---- Stored data

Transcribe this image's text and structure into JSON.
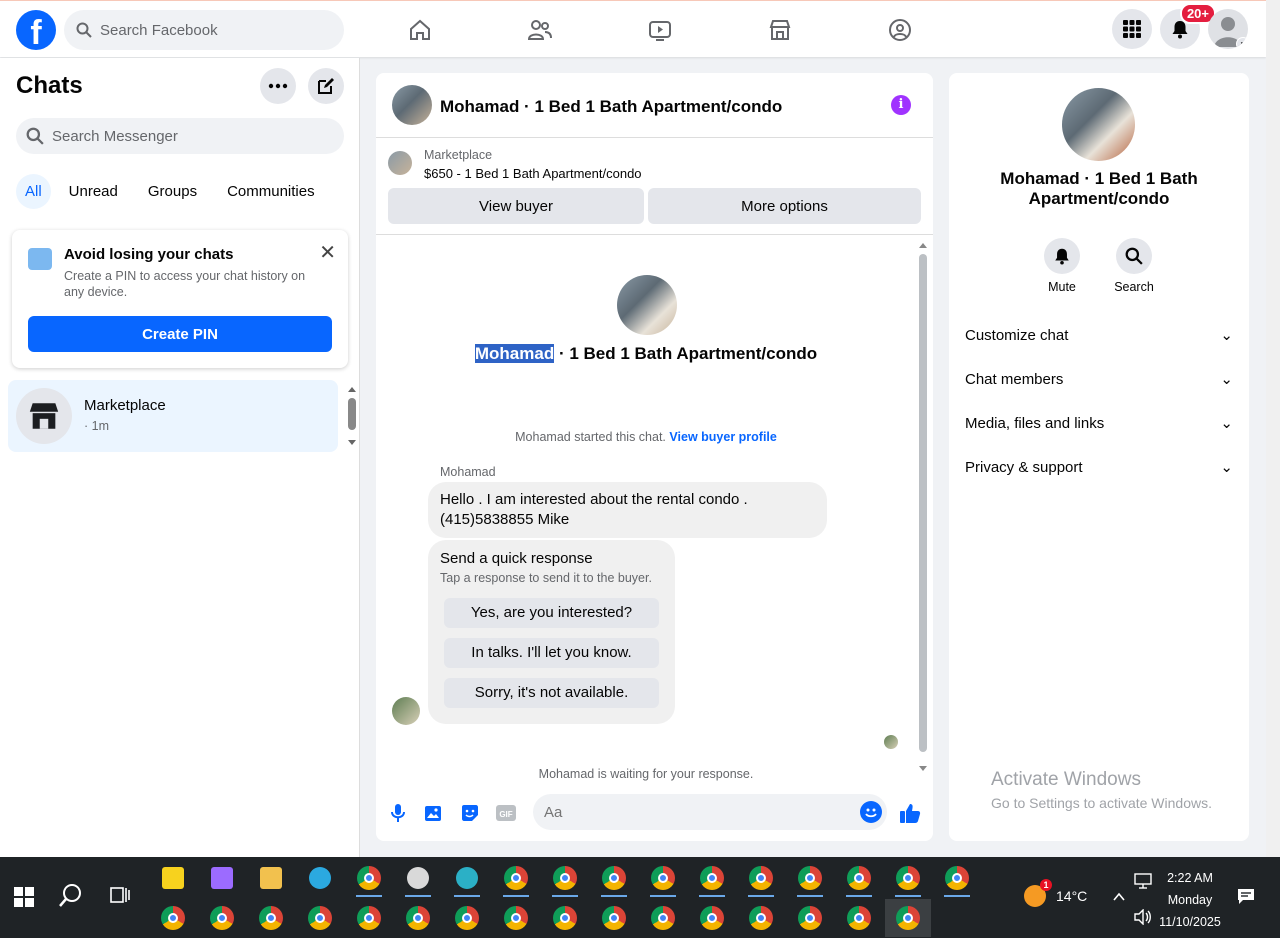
{
  "topbar": {
    "search_placeholder": "Search Facebook",
    "nav": [
      "home-icon",
      "friends-icon",
      "video-icon",
      "marketplace-icon",
      "groups-icon"
    ],
    "notifications_badge": "20+"
  },
  "sidebar": {
    "title": "Chats",
    "search_placeholder": "Search Messenger",
    "tabs": [
      {
        "label": "All",
        "active": true
      },
      {
        "label": "Unread"
      },
      {
        "label": "Groups"
      },
      {
        "label": "Communities"
      }
    ],
    "pin_card": {
      "title": "Avoid losing your chats",
      "description": "Create a PIN to access your chat history on any device.",
      "button": "Create PIN"
    },
    "chats": [
      {
        "name": "Marketplace",
        "time": "· 1m"
      }
    ]
  },
  "chat": {
    "header_title": "Mohamad · 1 Bed 1 Bath Apartment/condo",
    "marketplace": {
      "label": "Marketplace",
      "listing": "$650 - 1 Bed 1 Bath Apartment/condo",
      "view_buyer": "View buyer",
      "more_options": "More options"
    },
    "intro_name": "Mohamad",
    "intro_rest": " · 1 Bed 1 Bath Apartment/condo",
    "started_text": "Mohamad started this chat.",
    "view_buyer_profile": "View buyer profile",
    "sender": "Mohamad",
    "message": "Hello . I am interested about the rental condo . (415)5838855 Mike",
    "quick_response": {
      "title": "Send a quick response",
      "subtitle": "Tap a response to send it to the buyer.",
      "options": [
        "Yes, are you interested?",
        "In talks. I'll let you know.",
        "Sorry, it's not available."
      ]
    },
    "waiting": "Mohamad is waiting for your response.",
    "composer_placeholder": "Aa",
    "gif_label": "GIF"
  },
  "details": {
    "title": "Mohamad · 1 Bed 1 Bath Apartment/condo",
    "actions": [
      {
        "label": "Mute",
        "icon": "bell-icon"
      },
      {
        "label": "Search",
        "icon": "search-icon"
      }
    ],
    "sections": [
      "Customize chat",
      "Chat members",
      "Media, files and links",
      "Privacy & support"
    ],
    "watermark_title": "Activate Windows",
    "watermark_sub": "Go to Settings to activate Windows."
  },
  "taskbar": {
    "temperature": "14°C",
    "time": "2:22 AM",
    "day": "Monday",
    "date": "11/10/2025",
    "weather_alerts": "1"
  },
  "colors": {
    "brand": "#0866ff",
    "info": "#a033ff",
    "badge": "#e41e3f"
  }
}
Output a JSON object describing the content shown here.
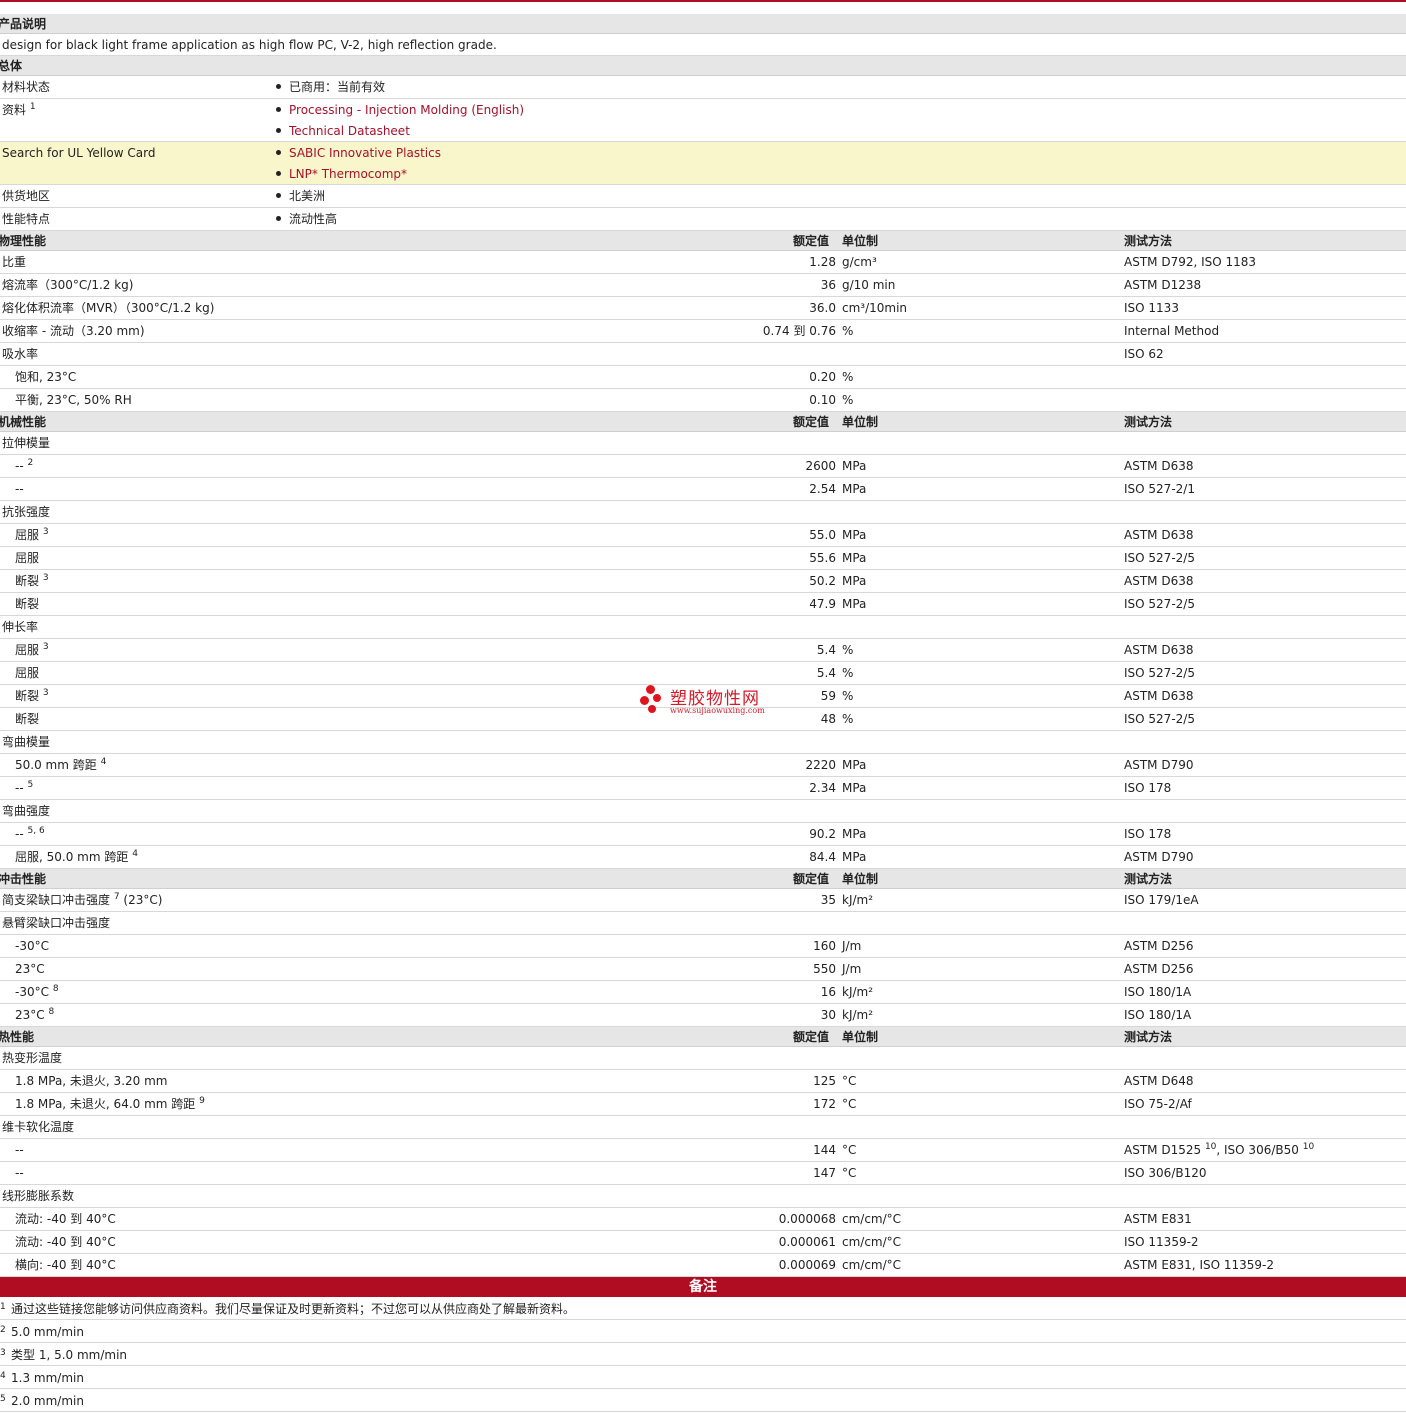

--------

> _Problem statement_
Leave the images out, please, and restate each line word for word.

> _Complete answer_
Transcribe this image's text and structure into JSON.
{
  "topbar": {
    "search_placeholder": "Search Facebook",
    "nav": [
      "home-icon",
      "friends-icon",
      "video-icon",
      "marketplace-icon",
      "groups-icon"
    ],
    "notifications_badge": "20+"
  },
  "sidebar": {
    "title": "Chats",
    "search_placeholder": "Search Messenger",
    "tabs": [
      {
        "label": "All",
        "active": true
      },
      {
        "label": "Unread"
      },
      {
        "label": "Groups"
      },
      {
        "label": "Communities"
      }
    ],
    "pin_card": {
      "title": "Avoid losing your chats",
      "description": "Create a PIN to access your chat history on any device.",
      "button": "Create PIN"
    },
    "chats": [
      {
        "name": "Marketplace",
        "time": "· 1m"
      }
    ]
  },
  "chat": {
    "header_title": "Mohamad · 1 Bed 1 Bath Apartment/condo",
    "marketplace": {
      "label": "Marketplace",
      "listing": "$650 - 1 Bed 1 Bath Apartment/condo",
      "view_buyer": "View buyer",
      "more_options": "More options"
    },
    "intro_name": "Mohamad",
    "intro_rest": " · 1 Bed 1 Bath Apartment/condo",
    "started_text": "Mohamad started this chat.",
    "view_buyer_profile": "View buyer profile",
    "sender": "Mohamad",
    "message": "Hello . I am interested about the rental condo . (415)5838855 Mike",
    "quick_response": {
      "title": "Send a quick response",
      "subtitle": "Tap a response to send it to the buyer.",
      "options": [
        "Yes, are you interested?",
        "In talks. I'll let you know.",
        "Sorry, it's not available."
      ]
    },
    "waiting": "Mohamad is waiting for your response.",
    "composer_placeholder": "Aa",
    "gif_label": "GIF"
  },
  "details": {
    "title": "Mohamad · 1 Bed 1 Bath Apartment/condo",
    "actions": [
      {
        "label": "Mute",
        "icon": "bell-icon"
      },
      {
        "label": "Search",
        "icon": "search-icon"
      }
    ],
    "sections": [
      "Customize chat",
      "Chat members",
      "Media, files and links",
      "Privacy & support"
    ],
    "watermark_title": "Activate Windows",
    "watermark_sub": "Go to Settings to activate Windows."
  },
  "taskbar": {
    "temperature": "14°C",
    "time": "2:22 AM",
    "day": "Monday",
    "date": "11/10/2025",
    "weather_alerts": "1"
  },
  "colors": {
    "brand": "#0866ff",
    "info": "#a033ff",
    "badge": "#e41e3f"
  }
}
Output a JSON object describing the content shown here.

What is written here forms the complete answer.